What is being asked:
Reproduce the entries below exactly, from the first line up to and including the line containing "item-detail: Outside Body".

Record set:
▶

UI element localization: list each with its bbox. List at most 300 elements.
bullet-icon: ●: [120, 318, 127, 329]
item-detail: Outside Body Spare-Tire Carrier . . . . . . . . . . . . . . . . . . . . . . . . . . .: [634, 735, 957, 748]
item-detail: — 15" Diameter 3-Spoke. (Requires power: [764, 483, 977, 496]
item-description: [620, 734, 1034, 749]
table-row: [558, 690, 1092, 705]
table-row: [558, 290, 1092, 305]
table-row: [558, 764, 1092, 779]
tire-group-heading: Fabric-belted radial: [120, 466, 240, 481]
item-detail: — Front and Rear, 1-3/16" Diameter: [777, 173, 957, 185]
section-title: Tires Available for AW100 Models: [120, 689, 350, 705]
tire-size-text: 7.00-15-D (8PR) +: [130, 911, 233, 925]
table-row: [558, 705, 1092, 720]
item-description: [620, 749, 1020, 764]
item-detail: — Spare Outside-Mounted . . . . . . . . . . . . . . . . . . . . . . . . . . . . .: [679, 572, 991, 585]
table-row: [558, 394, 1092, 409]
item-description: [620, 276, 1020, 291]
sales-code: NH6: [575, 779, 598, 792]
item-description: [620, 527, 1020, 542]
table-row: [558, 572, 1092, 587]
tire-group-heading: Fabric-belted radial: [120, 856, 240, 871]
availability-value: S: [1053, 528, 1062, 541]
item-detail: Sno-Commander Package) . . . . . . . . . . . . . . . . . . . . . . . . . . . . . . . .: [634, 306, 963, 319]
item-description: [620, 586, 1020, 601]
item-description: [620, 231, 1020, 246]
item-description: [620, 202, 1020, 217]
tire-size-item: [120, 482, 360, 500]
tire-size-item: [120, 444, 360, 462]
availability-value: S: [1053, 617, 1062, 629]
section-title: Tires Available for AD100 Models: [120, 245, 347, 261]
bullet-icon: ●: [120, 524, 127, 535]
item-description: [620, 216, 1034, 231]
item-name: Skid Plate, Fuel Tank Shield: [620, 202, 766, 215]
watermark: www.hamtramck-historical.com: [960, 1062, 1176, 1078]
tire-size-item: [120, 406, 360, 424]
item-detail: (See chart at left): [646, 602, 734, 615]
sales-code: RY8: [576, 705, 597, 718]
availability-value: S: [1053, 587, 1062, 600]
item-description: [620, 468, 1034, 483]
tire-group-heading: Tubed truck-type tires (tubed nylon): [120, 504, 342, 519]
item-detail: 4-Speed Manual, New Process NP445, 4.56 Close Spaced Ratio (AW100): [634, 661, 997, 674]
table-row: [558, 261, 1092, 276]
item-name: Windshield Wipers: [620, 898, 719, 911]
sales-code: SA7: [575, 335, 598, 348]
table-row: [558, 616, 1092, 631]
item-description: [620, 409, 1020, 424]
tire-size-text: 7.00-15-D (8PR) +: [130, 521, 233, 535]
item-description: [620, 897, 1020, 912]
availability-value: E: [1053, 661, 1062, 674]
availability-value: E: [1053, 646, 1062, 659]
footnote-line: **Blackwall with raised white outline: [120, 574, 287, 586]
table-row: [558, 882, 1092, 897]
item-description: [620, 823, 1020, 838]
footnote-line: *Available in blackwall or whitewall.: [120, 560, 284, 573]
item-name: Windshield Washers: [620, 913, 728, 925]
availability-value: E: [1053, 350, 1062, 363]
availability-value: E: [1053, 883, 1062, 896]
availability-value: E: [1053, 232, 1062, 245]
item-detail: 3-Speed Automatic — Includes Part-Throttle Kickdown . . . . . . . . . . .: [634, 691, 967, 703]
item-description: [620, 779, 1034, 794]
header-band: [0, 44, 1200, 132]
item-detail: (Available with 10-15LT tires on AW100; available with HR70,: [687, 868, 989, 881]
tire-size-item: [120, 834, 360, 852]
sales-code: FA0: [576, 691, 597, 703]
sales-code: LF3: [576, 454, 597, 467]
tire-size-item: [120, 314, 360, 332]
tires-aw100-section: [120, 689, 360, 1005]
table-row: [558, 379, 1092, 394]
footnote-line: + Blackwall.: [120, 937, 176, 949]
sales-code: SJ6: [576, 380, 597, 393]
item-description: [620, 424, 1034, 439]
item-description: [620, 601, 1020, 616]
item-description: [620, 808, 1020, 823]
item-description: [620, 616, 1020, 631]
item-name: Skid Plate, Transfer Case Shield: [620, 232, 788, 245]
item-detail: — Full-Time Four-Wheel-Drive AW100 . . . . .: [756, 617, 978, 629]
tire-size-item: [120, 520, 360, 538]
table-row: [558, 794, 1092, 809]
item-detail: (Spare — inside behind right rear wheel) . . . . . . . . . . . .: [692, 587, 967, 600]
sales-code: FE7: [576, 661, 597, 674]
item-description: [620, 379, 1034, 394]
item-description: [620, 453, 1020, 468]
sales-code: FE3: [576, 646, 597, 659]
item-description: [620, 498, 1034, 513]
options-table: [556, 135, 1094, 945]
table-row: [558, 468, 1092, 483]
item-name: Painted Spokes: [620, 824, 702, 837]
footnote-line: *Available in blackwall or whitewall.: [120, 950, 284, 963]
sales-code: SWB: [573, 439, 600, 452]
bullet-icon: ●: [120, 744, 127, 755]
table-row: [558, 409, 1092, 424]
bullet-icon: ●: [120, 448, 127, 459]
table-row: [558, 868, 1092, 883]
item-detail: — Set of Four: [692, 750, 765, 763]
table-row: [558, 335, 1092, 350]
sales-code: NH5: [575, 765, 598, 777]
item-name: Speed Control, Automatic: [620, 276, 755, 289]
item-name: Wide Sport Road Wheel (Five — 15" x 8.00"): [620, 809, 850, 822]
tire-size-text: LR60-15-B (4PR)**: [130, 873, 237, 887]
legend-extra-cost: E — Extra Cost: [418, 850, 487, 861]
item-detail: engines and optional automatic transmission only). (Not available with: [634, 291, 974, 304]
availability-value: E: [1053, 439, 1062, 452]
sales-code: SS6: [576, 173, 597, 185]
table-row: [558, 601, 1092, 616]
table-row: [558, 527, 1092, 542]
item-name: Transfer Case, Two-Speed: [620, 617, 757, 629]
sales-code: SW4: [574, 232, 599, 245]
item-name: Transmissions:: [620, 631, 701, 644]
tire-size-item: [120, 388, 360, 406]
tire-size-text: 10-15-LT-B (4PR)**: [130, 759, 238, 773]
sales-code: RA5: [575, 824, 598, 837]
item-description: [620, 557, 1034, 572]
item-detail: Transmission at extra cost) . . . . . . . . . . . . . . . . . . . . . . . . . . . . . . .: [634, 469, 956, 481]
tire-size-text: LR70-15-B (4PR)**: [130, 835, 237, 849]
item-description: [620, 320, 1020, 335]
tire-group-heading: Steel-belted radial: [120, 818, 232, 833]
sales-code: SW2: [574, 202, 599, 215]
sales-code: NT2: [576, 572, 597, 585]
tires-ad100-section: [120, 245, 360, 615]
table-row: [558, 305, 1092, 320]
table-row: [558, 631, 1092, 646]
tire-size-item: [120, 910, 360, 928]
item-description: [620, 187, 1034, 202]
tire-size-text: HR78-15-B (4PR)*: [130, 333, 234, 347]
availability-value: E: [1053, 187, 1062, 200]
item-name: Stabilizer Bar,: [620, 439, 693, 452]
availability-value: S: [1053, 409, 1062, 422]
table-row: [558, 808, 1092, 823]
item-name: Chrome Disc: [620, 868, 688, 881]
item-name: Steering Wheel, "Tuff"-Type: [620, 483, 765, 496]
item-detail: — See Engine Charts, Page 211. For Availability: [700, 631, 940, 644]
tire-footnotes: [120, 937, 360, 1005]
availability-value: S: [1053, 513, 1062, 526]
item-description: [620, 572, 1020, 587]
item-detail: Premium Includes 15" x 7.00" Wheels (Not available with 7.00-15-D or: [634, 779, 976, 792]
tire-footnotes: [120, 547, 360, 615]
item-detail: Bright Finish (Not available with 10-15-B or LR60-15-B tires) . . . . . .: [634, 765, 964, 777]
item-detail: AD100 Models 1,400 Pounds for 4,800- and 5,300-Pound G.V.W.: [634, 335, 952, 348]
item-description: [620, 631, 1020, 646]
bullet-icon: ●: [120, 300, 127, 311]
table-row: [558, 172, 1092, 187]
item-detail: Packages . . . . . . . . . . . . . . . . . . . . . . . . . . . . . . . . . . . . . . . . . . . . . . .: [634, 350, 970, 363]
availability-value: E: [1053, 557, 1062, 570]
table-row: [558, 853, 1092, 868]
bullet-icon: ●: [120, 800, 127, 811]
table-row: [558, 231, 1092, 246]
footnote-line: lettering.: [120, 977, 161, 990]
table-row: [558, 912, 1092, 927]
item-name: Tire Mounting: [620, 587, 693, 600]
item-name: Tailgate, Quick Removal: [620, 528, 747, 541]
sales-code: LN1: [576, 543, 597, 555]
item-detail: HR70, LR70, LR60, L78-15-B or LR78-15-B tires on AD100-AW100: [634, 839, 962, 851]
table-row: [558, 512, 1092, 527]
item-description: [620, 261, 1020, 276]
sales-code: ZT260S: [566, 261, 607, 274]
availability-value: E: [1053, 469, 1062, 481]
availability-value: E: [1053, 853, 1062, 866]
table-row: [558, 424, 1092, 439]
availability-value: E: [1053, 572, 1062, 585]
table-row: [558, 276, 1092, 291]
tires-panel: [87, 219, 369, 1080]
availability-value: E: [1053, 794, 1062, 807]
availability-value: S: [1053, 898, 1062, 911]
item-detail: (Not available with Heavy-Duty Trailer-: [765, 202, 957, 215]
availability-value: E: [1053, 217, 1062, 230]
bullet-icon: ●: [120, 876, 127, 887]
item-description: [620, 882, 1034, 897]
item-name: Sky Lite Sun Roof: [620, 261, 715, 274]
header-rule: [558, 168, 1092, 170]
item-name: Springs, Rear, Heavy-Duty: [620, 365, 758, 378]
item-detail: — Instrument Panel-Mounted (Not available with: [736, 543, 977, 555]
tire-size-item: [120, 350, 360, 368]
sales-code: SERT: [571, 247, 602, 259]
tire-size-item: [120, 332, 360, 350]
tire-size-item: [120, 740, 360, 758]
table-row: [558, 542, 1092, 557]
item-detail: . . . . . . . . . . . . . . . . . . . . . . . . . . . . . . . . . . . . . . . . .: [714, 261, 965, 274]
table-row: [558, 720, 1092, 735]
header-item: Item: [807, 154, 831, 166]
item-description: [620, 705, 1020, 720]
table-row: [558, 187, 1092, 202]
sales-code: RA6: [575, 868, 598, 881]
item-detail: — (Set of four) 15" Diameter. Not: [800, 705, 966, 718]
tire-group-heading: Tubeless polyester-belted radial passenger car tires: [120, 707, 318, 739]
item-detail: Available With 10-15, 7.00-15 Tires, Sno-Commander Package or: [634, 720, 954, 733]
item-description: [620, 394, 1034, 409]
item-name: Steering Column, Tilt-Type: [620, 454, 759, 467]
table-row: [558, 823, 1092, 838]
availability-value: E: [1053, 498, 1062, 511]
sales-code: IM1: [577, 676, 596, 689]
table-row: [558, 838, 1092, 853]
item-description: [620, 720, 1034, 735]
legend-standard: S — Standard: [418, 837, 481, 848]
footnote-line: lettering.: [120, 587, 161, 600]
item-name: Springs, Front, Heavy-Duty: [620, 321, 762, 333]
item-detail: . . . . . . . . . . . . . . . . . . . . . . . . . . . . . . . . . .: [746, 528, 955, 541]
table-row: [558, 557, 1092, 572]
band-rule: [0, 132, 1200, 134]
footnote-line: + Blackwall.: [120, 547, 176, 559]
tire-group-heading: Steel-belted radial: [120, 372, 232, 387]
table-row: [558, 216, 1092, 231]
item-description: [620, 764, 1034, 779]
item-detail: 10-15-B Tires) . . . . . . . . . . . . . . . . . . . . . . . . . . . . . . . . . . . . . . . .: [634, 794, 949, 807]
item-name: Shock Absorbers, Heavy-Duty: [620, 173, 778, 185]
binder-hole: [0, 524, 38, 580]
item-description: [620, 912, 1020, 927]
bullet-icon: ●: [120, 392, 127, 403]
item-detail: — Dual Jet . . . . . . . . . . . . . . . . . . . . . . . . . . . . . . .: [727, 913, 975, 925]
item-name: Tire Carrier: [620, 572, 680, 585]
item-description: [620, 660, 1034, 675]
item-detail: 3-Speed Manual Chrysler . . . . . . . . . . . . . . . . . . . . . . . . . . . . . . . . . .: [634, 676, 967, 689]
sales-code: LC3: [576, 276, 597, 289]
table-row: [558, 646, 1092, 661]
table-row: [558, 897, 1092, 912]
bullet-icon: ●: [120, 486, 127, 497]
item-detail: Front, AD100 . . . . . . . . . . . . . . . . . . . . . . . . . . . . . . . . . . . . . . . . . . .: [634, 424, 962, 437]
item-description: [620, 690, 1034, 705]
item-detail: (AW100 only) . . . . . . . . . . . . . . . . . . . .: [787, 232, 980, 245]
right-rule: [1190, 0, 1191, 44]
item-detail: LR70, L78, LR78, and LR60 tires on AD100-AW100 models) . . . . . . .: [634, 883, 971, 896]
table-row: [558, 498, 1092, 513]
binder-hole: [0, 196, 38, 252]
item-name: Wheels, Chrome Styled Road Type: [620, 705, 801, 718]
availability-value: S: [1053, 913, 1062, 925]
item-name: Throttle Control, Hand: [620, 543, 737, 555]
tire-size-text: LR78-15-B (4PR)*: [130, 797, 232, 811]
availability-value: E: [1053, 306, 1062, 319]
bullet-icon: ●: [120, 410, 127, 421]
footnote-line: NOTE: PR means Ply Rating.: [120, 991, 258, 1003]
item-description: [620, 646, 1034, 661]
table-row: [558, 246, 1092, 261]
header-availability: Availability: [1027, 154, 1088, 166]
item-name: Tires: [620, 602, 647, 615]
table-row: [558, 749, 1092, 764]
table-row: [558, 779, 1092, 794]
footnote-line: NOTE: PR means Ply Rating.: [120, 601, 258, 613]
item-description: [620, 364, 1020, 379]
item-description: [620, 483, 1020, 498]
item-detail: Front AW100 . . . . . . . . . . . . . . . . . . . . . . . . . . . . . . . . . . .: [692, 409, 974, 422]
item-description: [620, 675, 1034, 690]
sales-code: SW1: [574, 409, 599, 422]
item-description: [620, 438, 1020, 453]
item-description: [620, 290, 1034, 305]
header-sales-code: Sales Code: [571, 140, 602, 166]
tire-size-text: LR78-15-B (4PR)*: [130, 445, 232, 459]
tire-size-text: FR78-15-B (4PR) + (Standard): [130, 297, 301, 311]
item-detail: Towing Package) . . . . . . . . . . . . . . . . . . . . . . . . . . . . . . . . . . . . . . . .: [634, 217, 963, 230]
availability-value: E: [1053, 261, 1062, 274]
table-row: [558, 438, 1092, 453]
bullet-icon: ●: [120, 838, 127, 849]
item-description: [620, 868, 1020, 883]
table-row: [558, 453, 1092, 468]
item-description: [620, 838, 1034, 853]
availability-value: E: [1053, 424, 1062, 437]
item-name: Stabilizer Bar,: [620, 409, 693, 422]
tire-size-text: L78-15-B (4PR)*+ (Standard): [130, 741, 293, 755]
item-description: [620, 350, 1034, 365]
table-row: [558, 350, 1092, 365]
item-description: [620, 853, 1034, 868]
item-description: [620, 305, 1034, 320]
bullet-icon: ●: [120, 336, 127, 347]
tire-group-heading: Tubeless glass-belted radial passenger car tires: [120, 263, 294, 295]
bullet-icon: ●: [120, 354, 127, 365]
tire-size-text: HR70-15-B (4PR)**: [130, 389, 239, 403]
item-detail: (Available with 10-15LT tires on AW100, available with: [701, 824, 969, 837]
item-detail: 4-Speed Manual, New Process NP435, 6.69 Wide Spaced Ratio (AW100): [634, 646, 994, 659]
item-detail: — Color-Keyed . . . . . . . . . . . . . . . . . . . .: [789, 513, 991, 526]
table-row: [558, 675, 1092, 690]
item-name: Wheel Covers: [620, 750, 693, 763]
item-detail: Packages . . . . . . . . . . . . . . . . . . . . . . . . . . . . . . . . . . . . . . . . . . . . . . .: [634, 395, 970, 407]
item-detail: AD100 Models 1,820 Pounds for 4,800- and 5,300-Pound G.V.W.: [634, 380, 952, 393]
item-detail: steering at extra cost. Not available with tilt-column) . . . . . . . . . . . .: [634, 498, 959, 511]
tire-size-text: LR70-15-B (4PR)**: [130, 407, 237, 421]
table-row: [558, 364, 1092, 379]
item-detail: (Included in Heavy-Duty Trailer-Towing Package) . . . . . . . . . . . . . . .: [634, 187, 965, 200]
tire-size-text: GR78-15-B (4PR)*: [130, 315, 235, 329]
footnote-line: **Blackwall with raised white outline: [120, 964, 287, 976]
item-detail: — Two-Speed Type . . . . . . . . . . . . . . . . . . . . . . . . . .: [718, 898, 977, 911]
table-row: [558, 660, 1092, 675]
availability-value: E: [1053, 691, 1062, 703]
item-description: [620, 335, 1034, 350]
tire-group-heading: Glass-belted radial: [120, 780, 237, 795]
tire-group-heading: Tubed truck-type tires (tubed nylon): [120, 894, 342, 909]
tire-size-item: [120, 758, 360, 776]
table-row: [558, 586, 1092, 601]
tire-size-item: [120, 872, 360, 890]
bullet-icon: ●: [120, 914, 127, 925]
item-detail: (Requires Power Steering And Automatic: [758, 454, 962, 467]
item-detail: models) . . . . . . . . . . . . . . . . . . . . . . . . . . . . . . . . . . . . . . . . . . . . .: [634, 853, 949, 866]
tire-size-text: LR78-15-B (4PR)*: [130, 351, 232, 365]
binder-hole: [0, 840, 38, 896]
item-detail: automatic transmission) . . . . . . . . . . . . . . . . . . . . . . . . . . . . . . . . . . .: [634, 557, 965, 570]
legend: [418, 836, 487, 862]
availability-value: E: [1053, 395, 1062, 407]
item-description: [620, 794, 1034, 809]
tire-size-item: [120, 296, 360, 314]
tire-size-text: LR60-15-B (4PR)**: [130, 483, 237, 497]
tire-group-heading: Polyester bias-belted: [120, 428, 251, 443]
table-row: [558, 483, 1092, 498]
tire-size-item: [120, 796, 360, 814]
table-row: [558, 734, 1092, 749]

◀

Written answer:
UI element localization: list each with its bbox. List at most 300 elements.
bullet-icon: ●: [120, 318, 127, 329]
item-detail: Outside Body Spare-Tire Carrier . . . . . . . . . . . . . . . . . . . . . . . . . . .: [634, 735, 957, 748]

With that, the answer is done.